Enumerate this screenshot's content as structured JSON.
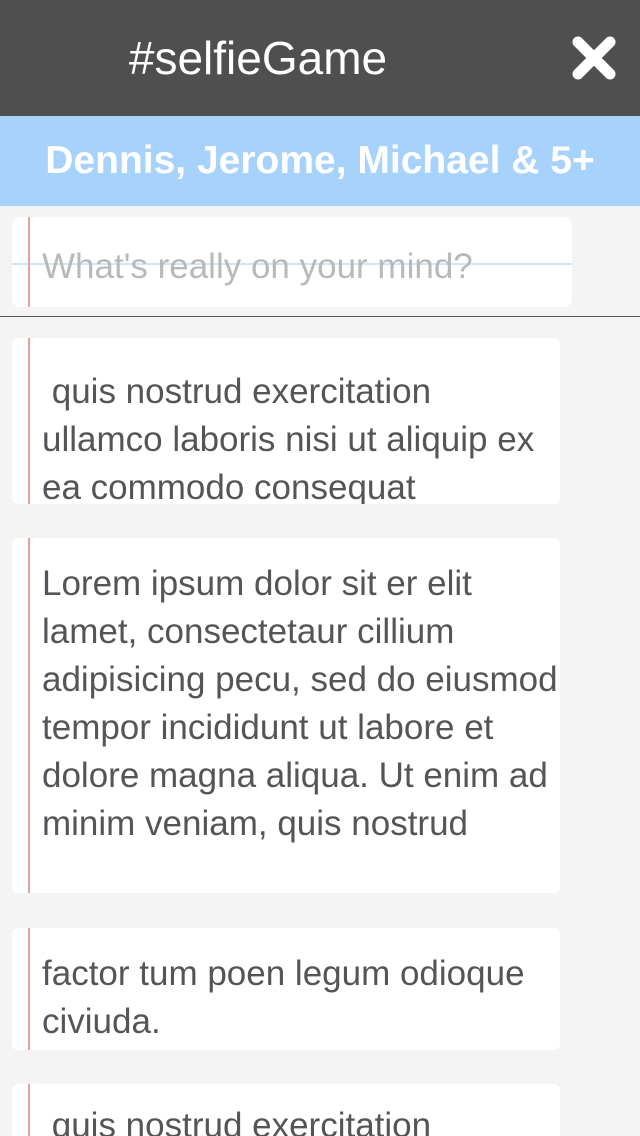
{
  "header": {
    "title": "#selfieGame",
    "close_icon": "close-x-icon"
  },
  "participants": {
    "label": "Dennis, Jerome, Michael & 5+"
  },
  "compose": {
    "placeholder": "What's really on your mind?",
    "value": ""
  },
  "notes": [
    {
      "text": " quis nostrud exercitation ullamco laboris nisi ut aliquip ex ea commodo consequat"
    },
    {
      "text": "Lorem ipsum dolor sit er elit lamet, consectetaur cillium adipisicing pecu, sed do eiusmod tempor incididunt ut labore et dolore magna aliqua. Ut enim ad minim veniam, quis nostrud"
    },
    {
      "text": "factor tum poen legum odioque civiuda."
    },
    {
      "text": " quis nostrud exercitation"
    }
  ],
  "colors": {
    "header_bg": "#4f4f4f",
    "participants_bg": "#a6d2fb",
    "paper_line": "#cfe7f5",
    "margin_line": "#e3a1a1",
    "text": "#555555"
  }
}
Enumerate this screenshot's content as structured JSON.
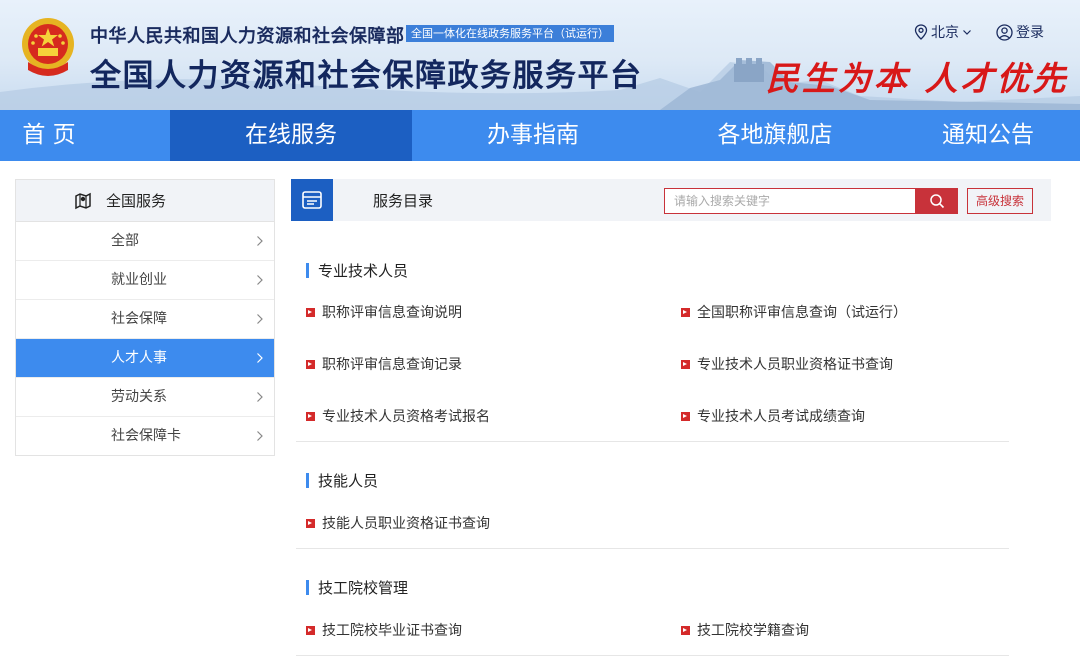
{
  "header": {
    "org_name": "中华人民共和国人力资源和社会保障部",
    "org_tag": "全国一体化在线政务服务平台（试运行）",
    "platform_title": "全国人力资源和社会保障政务服务平台",
    "slogan": "民生为本 人才优先",
    "location": "北京",
    "login": "登录"
  },
  "nav": {
    "items": [
      {
        "label": "首 页"
      },
      {
        "label": "在线服务"
      },
      {
        "label": "办事指南"
      },
      {
        "label": "各地旗舰店"
      },
      {
        "label": "通知公告"
      }
    ],
    "active_index": 1
  },
  "sidebar": {
    "title": "全国服务",
    "items": [
      {
        "label": "全部"
      },
      {
        "label": "就业创业"
      },
      {
        "label": "社会保障"
      },
      {
        "label": "人才人事"
      },
      {
        "label": "劳动关系"
      },
      {
        "label": "社会保障卡"
      }
    ],
    "active_index": 3
  },
  "main": {
    "title": "服务目录",
    "search_placeholder": "请输入搜索关键字",
    "advanced_search": "高级搜索",
    "sections": [
      {
        "title": "专业技术人员",
        "services": [
          "职称评审信息查询说明",
          "全国职称评审信息查询（试运行）",
          "职称评审信息查询记录",
          "专业技术人员职业资格证书查询",
          "专业技术人员资格考试报名",
          "专业技术人员考试成绩查询"
        ]
      },
      {
        "title": "技能人员",
        "services": [
          "技能人员职业资格证书查询"
        ]
      },
      {
        "title": "技工院校管理",
        "services": [
          "技工院校毕业证书查询",
          "技工院校学籍查询"
        ]
      }
    ]
  },
  "colors": {
    "nav_blue": "#3d8bee",
    "nav_active": "#1c5fc2",
    "accent_red": "#c8323a",
    "slogan_red": "#d81818"
  }
}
────────────────────────────────────────
▶ To be done:
Without including any picture, repeat the data exactly.

▶ Solution for this exercise:
Enumerate this screenshot's content as structured JSON.
{
  "header": {
    "title": "#selfieGame",
    "close_icon": "close-x-icon"
  },
  "participants": {
    "label": "Dennis, Jerome, Michael & 5+"
  },
  "compose": {
    "placeholder": "What's really on your mind?",
    "value": ""
  },
  "notes": [
    {
      "text": " quis nostrud exercitation ullamco laboris nisi ut aliquip ex ea commodo consequat"
    },
    {
      "text": "Lorem ipsum dolor sit er elit lamet, consectetaur cillium adipisicing pecu, sed do eiusmod tempor incididunt ut labore et dolore magna aliqua. Ut enim ad minim veniam, quis nostrud"
    },
    {
      "text": "factor tum poen legum odioque civiuda."
    },
    {
      "text": " quis nostrud exercitation"
    }
  ],
  "colors": {
    "header_bg": "#4f4f4f",
    "participants_bg": "#a6d2fb",
    "paper_line": "#cfe7f5",
    "margin_line": "#e3a1a1",
    "text": "#555555"
  }
}
Enumerate this screenshot's content as structured JSON.
{
  "header": {
    "org_name": "中华人民共和国人力资源和社会保障部",
    "org_tag": "全国一体化在线政务服务平台（试运行）",
    "platform_title": "全国人力资源和社会保障政务服务平台",
    "slogan": "民生为本 人才优先",
    "location": "北京",
    "login": "登录"
  },
  "nav": {
    "items": [
      {
        "label": "首 页"
      },
      {
        "label": "在线服务"
      },
      {
        "label": "办事指南"
      },
      {
        "label": "各地旗舰店"
      },
      {
        "label": "通知公告"
      }
    ],
    "active_index": 1
  },
  "sidebar": {
    "title": "全国服务",
    "items": [
      {
        "label": "全部"
      },
      {
        "label": "就业创业"
      },
      {
        "label": "社会保障"
      },
      {
        "label": "人才人事"
      },
      {
        "label": "劳动关系"
      },
      {
        "label": "社会保障卡"
      }
    ],
    "active_index": 3
  },
  "main": {
    "title": "服务目录",
    "search_placeholder": "请输入搜索关键字",
    "advanced_search": "高级搜索",
    "sections": [
      {
        "title": "专业技术人员",
        "services": [
          "职称评审信息查询说明",
          "全国职称评审信息查询（试运行）",
          "职称评审信息查询记录",
          "专业技术人员职业资格证书查询",
          "专业技术人员资格考试报名",
          "专业技术人员考试成绩查询"
        ]
      },
      {
        "title": "技能人员",
        "services": [
          "技能人员职业资格证书查询"
        ]
      },
      {
        "title": "技工院校管理",
        "services": [
          "技工院校毕业证书查询",
          "技工院校学籍查询"
        ]
      }
    ]
  },
  "colors": {
    "nav_blue": "#3d8bee",
    "nav_active": "#1c5fc2",
    "accent_red": "#c8323a",
    "slogan_red": "#d81818"
  }
}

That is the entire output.